(Dataset excerpt)
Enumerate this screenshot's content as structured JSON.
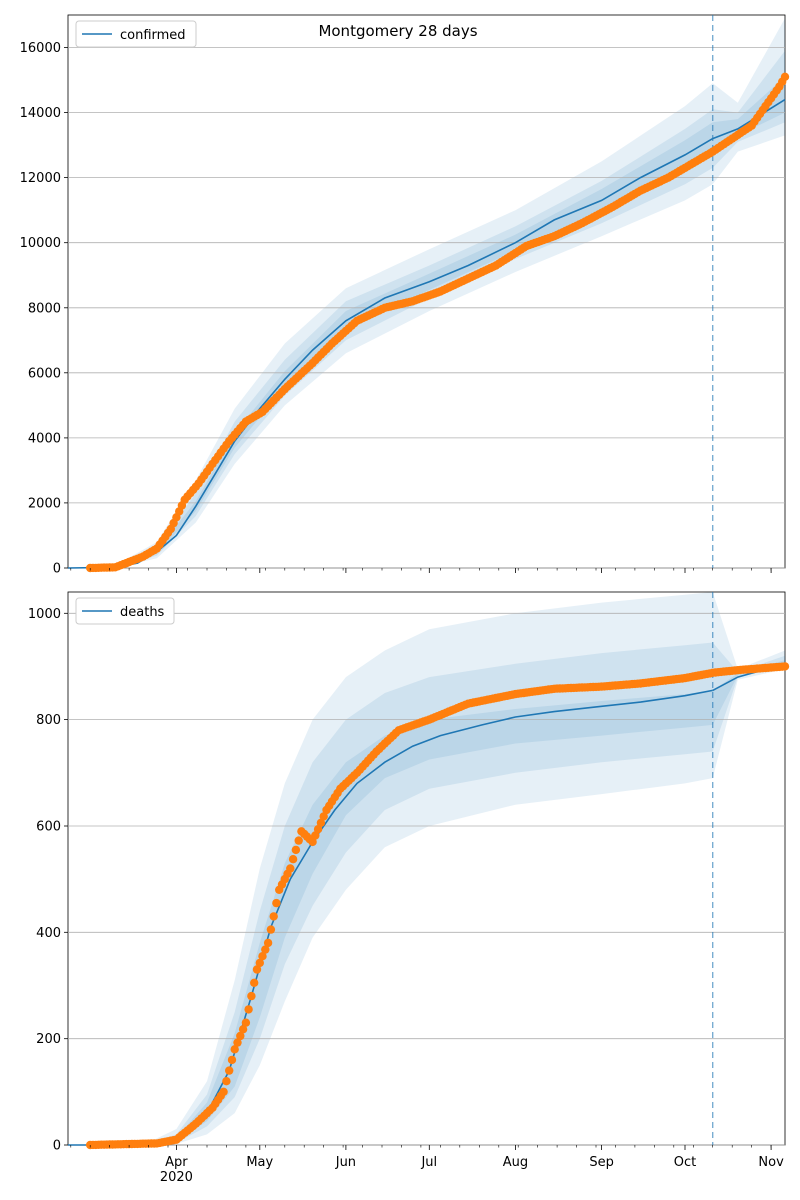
{
  "figure": {
    "title": "Montgomery 28 days"
  },
  "colors": {
    "model": "#1f77b4",
    "observed": "#ff7f0e",
    "grid": "#b0b0b0",
    "band": "#1f77b4"
  },
  "chart_data": [
    {
      "type": "line",
      "name": "confirmed",
      "xaxis_type": "date",
      "xlim": [
        "2020-02-22",
        "2020-11-06"
      ],
      "ylim": [
        0,
        17000
      ],
      "y_ticks": [
        0,
        2000,
        4000,
        6000,
        8000,
        10000,
        12000,
        14000,
        16000
      ],
      "x_tick_labels_shown": false,
      "grid": "horizontal",
      "legend": {
        "position": "top-left",
        "entries": [
          "confirmed"
        ]
      },
      "forecast_start": "2020-10-11",
      "series": [
        {
          "name": "confirmed",
          "kind": "model-median",
          "x": [
            "2020-02-22",
            "2020-03-10",
            "2020-03-18",
            "2020-03-25",
            "2020-04-01",
            "2020-04-08",
            "2020-04-15",
            "2020-04-22",
            "2020-05-01",
            "2020-05-10",
            "2020-05-20",
            "2020-06-01",
            "2020-06-15",
            "2020-07-01",
            "2020-07-15",
            "2020-08-01",
            "2020-08-15",
            "2020-09-01",
            "2020-09-15",
            "2020-10-01",
            "2020-10-11",
            "2020-10-20",
            "2020-11-06"
          ],
          "y": [
            0,
            20,
            150,
            500,
            1000,
            1900,
            2900,
            3900,
            4900,
            5800,
            6700,
            7600,
            8300,
            8800,
            9300,
            10000,
            10700,
            11300,
            12000,
            12700,
            13200,
            13500,
            14400
          ]
        },
        {
          "name": "confirmed",
          "kind": "observed",
          "x": [
            "2020-03-01",
            "2020-03-10",
            "2020-03-20",
            "2020-03-25",
            "2020-03-30",
            "2020-04-04",
            "2020-04-09",
            "2020-04-14",
            "2020-04-20",
            "2020-04-26",
            "2020-05-02",
            "2020-05-10",
            "2020-05-20",
            "2020-05-27",
            "2020-06-05",
            "2020-06-15",
            "2020-06-25",
            "2020-07-05",
            "2020-07-15",
            "2020-07-25",
            "2020-08-05",
            "2020-08-15",
            "2020-08-25",
            "2020-09-05",
            "2020-09-15",
            "2020-09-25",
            "2020-10-05",
            "2020-10-11",
            "2020-10-18",
            "2020-10-25",
            "2020-10-30",
            "2020-11-04",
            "2020-11-06"
          ],
          "y": [
            0,
            20,
            350,
            600,
            1200,
            2100,
            2600,
            3200,
            3900,
            4500,
            4800,
            5500,
            6300,
            6900,
            7600,
            8000,
            8200,
            8500,
            8900,
            9300,
            9900,
            10200,
            10600,
            11100,
            11600,
            12000,
            12500,
            12800,
            13200,
            13600,
            14200,
            14800,
            15100
          ]
        }
      ],
      "bands": [
        {
          "level": "outer",
          "x": [
            "2020-03-10",
            "2020-03-25",
            "2020-04-08",
            "2020-04-22",
            "2020-05-10",
            "2020-06-01",
            "2020-07-01",
            "2020-08-01",
            "2020-09-01",
            "2020-10-01",
            "2020-10-11",
            "2020-10-20",
            "2020-11-06"
          ],
          "lower": [
            0,
            300,
            1400,
            3200,
            5000,
            6600,
            7900,
            9100,
            10200,
            11300,
            11800,
            12800,
            13300
          ],
          "upper": [
            80,
            800,
            2700,
            4900,
            6900,
            8600,
            9800,
            11000,
            12500,
            14200,
            14900,
            14300,
            16900
          ]
        },
        {
          "level": "middle",
          "x": [
            "2020-03-10",
            "2020-03-25",
            "2020-04-08",
            "2020-04-22",
            "2020-05-10",
            "2020-06-01",
            "2020-07-01",
            "2020-08-01",
            "2020-09-01",
            "2020-10-01",
            "2020-10-11",
            "2020-10-20",
            "2020-11-06"
          ],
          "lower": [
            0,
            380,
            1600,
            3500,
            5300,
            7000,
            8300,
            9500,
            10600,
            11800,
            12300,
            13100,
            13700
          ],
          "upper": [
            60,
            650,
            2300,
            4500,
            6400,
            8200,
            9300,
            10500,
            11900,
            13500,
            14100,
            14000,
            15900
          ]
        },
        {
          "level": "inner",
          "x": [
            "2020-03-10",
            "2020-03-25",
            "2020-04-08",
            "2020-04-22",
            "2020-05-10",
            "2020-06-01",
            "2020-07-01",
            "2020-08-01",
            "2020-09-01",
            "2020-10-01",
            "2020-10-11",
            "2020-10-20",
            "2020-11-06"
          ],
          "lower": [
            10,
            430,
            1750,
            3700,
            5550,
            7300,
            8550,
            9750,
            10950,
            12250,
            12700,
            13300,
            14000
          ],
          "upper": [
            40,
            570,
            2050,
            4150,
            6050,
            7900,
            9050,
            10250,
            11650,
            13150,
            13700,
            13800,
            15100
          ]
        }
      ]
    },
    {
      "type": "line",
      "name": "deaths",
      "xaxis_type": "date",
      "xlim": [
        "2020-02-22",
        "2020-11-06"
      ],
      "ylim": [
        0,
        1040
      ],
      "y_ticks": [
        0,
        200,
        400,
        600,
        800,
        1000
      ],
      "x_tick_labels": [
        "Apr\n2020",
        "May",
        "Jun",
        "Jul",
        "Aug",
        "Sep",
        "Oct",
        "Nov"
      ],
      "x_ticks": [
        "2020-04-01",
        "2020-05-01",
        "2020-06-01",
        "2020-07-01",
        "2020-08-01",
        "2020-09-01",
        "2020-10-01",
        "2020-11-01"
      ],
      "grid": "horizontal",
      "legend": {
        "position": "top-left",
        "entries": [
          "deaths"
        ]
      },
      "forecast_start": "2020-10-11",
      "series": [
        {
          "name": "deaths",
          "kind": "model-median",
          "x": [
            "2020-02-22",
            "2020-03-20",
            "2020-03-28",
            "2020-04-05",
            "2020-04-12",
            "2020-04-20",
            "2020-04-28",
            "2020-05-05",
            "2020-05-12",
            "2020-05-20",
            "2020-05-28",
            "2020-06-05",
            "2020-06-15",
            "2020-06-25",
            "2020-07-05",
            "2020-07-20",
            "2020-08-01",
            "2020-08-15",
            "2020-09-01",
            "2020-09-15",
            "2020-10-01",
            "2020-10-11",
            "2020-10-20",
            "2020-11-06"
          ],
          "y": [
            0,
            0,
            5,
            20,
            60,
            140,
            280,
            410,
            500,
            570,
            630,
            680,
            720,
            750,
            770,
            790,
            805,
            815,
            825,
            833,
            845,
            855,
            880,
            905
          ]
        },
        {
          "name": "deaths",
          "kind": "observed",
          "x": [
            "2020-03-01",
            "2020-03-25",
            "2020-04-01",
            "2020-04-08",
            "2020-04-14",
            "2020-04-18",
            "2020-04-22",
            "2020-04-26",
            "2020-04-30",
            "2020-05-04",
            "2020-05-08",
            "2020-05-12",
            "2020-05-16",
            "2020-05-20",
            "2020-05-25",
            "2020-05-30",
            "2020-06-05",
            "2020-06-12",
            "2020-06-20",
            "2020-07-01",
            "2020-07-15",
            "2020-08-01",
            "2020-08-15",
            "2020-09-01",
            "2020-09-15",
            "2020-10-01",
            "2020-10-11",
            "2020-10-20",
            "2020-11-06"
          ],
          "y": [
            0,
            3,
            10,
            40,
            70,
            100,
            180,
            230,
            330,
            380,
            480,
            520,
            590,
            570,
            630,
            670,
            700,
            740,
            780,
            800,
            830,
            848,
            858,
            862,
            868,
            878,
            888,
            893,
            900
          ]
        }
      ],
      "bands": [
        {
          "level": "outer",
          "x": [
            "2020-03-20",
            "2020-04-01",
            "2020-04-12",
            "2020-04-22",
            "2020-05-01",
            "2020-05-10",
            "2020-05-20",
            "2020-06-01",
            "2020-06-15",
            "2020-07-01",
            "2020-08-01",
            "2020-09-01",
            "2020-10-01",
            "2020-10-11",
            "2020-10-20",
            "2020-11-06"
          ],
          "lower": [
            0,
            2,
            20,
            60,
            150,
            270,
            390,
            480,
            560,
            600,
            640,
            660,
            680,
            690,
            875,
            895
          ],
          "upper": [
            0,
            30,
            120,
            310,
            520,
            680,
            800,
            880,
            930,
            970,
            1000,
            1020,
            1035,
            1040,
            895,
            930
          ]
        },
        {
          "level": "middle",
          "x": [
            "2020-03-20",
            "2020-04-01",
            "2020-04-12",
            "2020-04-22",
            "2020-05-01",
            "2020-05-10",
            "2020-05-20",
            "2020-06-01",
            "2020-06-15",
            "2020-07-01",
            "2020-08-01",
            "2020-09-01",
            "2020-10-01",
            "2020-10-11",
            "2020-10-20",
            "2020-11-06"
          ],
          "lower": [
            0,
            4,
            35,
            90,
            200,
            340,
            450,
            550,
            630,
            670,
            700,
            720,
            735,
            740,
            880,
            900
          ],
          "upper": [
            0,
            20,
            95,
            250,
            440,
            600,
            720,
            800,
            850,
            880,
            905,
            925,
            940,
            945,
            890,
            920
          ]
        },
        {
          "level": "inner",
          "x": [
            "2020-03-20",
            "2020-04-01",
            "2020-04-12",
            "2020-04-22",
            "2020-05-01",
            "2020-05-10",
            "2020-05-20",
            "2020-06-01",
            "2020-06-15",
            "2020-07-01",
            "2020-08-01",
            "2020-09-01",
            "2020-10-01",
            "2020-10-11",
            "2020-10-20",
            "2020-11-06"
          ],
          "lower": [
            0,
            6,
            45,
            110,
            240,
            390,
            510,
            620,
            690,
            725,
            755,
            770,
            785,
            790,
            883,
            903
          ],
          "upper": [
            0,
            14,
            80,
            210,
            380,
            530,
            640,
            720,
            770,
            800,
            820,
            835,
            848,
            855,
            887,
            912
          ]
        }
      ]
    }
  ]
}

### Exercise
Which lines of the data above contain "confirmed"? Copy each one.

### Exercise answer
      "name": "confirmed",
          "confirmed"
          "name": "confirmed",
          "name": "confirmed",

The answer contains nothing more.